Work required.
Repeat the material exactly, leaving nothing out.

Saved entries.
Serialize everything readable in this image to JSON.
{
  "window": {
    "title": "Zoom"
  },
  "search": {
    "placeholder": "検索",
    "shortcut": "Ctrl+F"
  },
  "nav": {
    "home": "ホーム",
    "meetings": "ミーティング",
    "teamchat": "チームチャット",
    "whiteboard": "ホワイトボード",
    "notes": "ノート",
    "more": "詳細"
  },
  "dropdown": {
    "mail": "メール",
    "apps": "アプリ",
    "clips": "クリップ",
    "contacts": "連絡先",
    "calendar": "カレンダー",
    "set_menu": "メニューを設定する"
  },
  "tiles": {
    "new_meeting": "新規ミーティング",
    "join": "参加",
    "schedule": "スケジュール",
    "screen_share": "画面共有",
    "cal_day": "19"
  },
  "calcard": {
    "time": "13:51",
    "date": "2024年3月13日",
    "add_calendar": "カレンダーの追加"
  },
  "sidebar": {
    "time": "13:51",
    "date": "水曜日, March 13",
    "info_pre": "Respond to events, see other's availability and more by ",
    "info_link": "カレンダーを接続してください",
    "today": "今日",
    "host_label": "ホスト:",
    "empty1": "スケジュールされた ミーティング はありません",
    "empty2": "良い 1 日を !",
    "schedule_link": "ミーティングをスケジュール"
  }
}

The result.
Serialize everything readable in this image to JSON.
{
  "window": {
    "title": "Zoom"
  },
  "search": {
    "placeholder": "検索",
    "shortcut": "Ctrl+F"
  },
  "nav": {
    "home": "ホーム",
    "meetings": "ミーティング",
    "teamchat": "チームチャット",
    "whiteboard": "ホワイトボード",
    "notes": "ノート",
    "more": "詳細"
  },
  "dropdown": {
    "mail": "メール",
    "apps": "アプリ",
    "clips": "クリップ",
    "contacts": "連絡先",
    "calendar": "カレンダー",
    "set_menu": "メニューを設定する"
  },
  "tiles": {
    "new_meeting": "新規ミーティング",
    "join": "参加",
    "schedule": "スケジュール",
    "screen_share": "画面共有",
    "cal_day": "19"
  },
  "calcard": {
    "time": "13:51",
    "date": "2024年3月13日",
    "add_calendar": "カレンダーの追加"
  },
  "sidebar": {
    "time": "13:51",
    "date": "水曜日, March 13",
    "info_pre": "Respond to events, see other's availability and more by ",
    "info_link": "カレンダーを接続してください",
    "today": "今日",
    "host_label": "ホスト:",
    "empty1": "スケジュールされた ミーティング はありません",
    "empty2": "良い 1 日を !",
    "schedule_link": "ミーティングをスケジュール"
  }
}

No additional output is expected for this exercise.